#### DIRECTION:
Return the records, each one exactly as written.

Start of MATERIAL SHOWN

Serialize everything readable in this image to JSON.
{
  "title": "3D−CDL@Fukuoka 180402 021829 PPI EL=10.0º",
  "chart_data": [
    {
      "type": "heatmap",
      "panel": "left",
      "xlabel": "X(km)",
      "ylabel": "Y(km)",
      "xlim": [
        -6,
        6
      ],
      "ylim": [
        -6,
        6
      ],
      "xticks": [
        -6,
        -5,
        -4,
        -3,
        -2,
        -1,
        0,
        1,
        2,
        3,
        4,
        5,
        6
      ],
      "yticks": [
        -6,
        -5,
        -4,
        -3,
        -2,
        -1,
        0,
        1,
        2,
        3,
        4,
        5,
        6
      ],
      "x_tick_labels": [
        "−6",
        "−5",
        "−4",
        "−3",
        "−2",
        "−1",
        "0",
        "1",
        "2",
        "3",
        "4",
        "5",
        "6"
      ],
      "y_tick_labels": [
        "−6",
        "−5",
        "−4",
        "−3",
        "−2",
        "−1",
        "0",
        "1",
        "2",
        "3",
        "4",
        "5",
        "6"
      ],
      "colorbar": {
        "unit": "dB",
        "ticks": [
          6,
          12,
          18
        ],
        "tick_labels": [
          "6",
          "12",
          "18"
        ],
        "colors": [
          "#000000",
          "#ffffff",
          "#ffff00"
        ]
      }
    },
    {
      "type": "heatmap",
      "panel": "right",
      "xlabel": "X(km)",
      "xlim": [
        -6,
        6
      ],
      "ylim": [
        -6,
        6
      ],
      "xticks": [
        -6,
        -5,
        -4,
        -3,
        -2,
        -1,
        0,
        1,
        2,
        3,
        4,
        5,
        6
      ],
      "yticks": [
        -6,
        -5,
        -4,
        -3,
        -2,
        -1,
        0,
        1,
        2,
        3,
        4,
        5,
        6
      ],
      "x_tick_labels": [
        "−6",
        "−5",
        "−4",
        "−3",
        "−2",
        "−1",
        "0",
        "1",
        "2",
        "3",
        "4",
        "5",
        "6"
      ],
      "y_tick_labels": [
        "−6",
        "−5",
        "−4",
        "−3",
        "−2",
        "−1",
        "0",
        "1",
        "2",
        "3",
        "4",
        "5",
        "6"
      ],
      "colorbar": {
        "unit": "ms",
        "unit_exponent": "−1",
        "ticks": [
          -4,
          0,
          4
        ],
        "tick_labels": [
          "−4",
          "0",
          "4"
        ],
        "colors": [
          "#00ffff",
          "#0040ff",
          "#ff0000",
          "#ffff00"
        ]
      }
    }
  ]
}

End of MATERIAL SHOWN

#### SOLUTION:
Serialize everything readable in this image to JSON.
{
  "title": "3D−CDL@Fukuoka 180402 021829 PPI EL=10.0º",
  "chart_data": [
    {
      "type": "heatmap",
      "panel": "left",
      "xlabel": "X(km)",
      "ylabel": "Y(km)",
      "xlim": [
        -6,
        6
      ],
      "ylim": [
        -6,
        6
      ],
      "xticks": [
        -6,
        -5,
        -4,
        -3,
        -2,
        -1,
        0,
        1,
        2,
        3,
        4,
        5,
        6
      ],
      "yticks": [
        -6,
        -5,
        -4,
        -3,
        -2,
        -1,
        0,
        1,
        2,
        3,
        4,
        5,
        6
      ],
      "x_tick_labels": [
        "−6",
        "−5",
        "−4",
        "−3",
        "−2",
        "−1",
        "0",
        "1",
        "2",
        "3",
        "4",
        "5",
        "6"
      ],
      "y_tick_labels": [
        "−6",
        "−5",
        "−4",
        "−3",
        "−2",
        "−1",
        "0",
        "1",
        "2",
        "3",
        "4",
        "5",
        "6"
      ],
      "colorbar": {
        "unit": "dB",
        "ticks": [
          6,
          12,
          18
        ],
        "tick_labels": [
          "6",
          "12",
          "18"
        ],
        "colors": [
          "#000000",
          "#ffffff",
          "#ffff00"
        ]
      }
    },
    {
      "type": "heatmap",
      "panel": "right",
      "xlabel": "X(km)",
      "xlim": [
        -6,
        6
      ],
      "ylim": [
        -6,
        6
      ],
      "xticks": [
        -6,
        -5,
        -4,
        -3,
        -2,
        -1,
        0,
        1,
        2,
        3,
        4,
        5,
        6
      ],
      "yticks": [
        -6,
        -5,
        -4,
        -3,
        -2,
        -1,
        0,
        1,
        2,
        3,
        4,
        5,
        6
      ],
      "x_tick_labels": [
        "−6",
        "−5",
        "−4",
        "−3",
        "−2",
        "−1",
        "0",
        "1",
        "2",
        "3",
        "4",
        "5",
        "6"
      ],
      "y_tick_labels": [
        "−6",
        "−5",
        "−4",
        "−3",
        "−2",
        "−1",
        "0",
        "1",
        "2",
        "3",
        "4",
        "5",
        "6"
      ],
      "colorbar": {
        "unit": "ms",
        "unit_exponent": "−1",
        "ticks": [
          -4,
          0,
          4
        ],
        "tick_labels": [
          "−4",
          "0",
          "4"
        ],
        "colors": [
          "#00ffff",
          "#0040ff",
          "#ff0000",
          "#ffff00"
        ]
      }
    }
  ]
}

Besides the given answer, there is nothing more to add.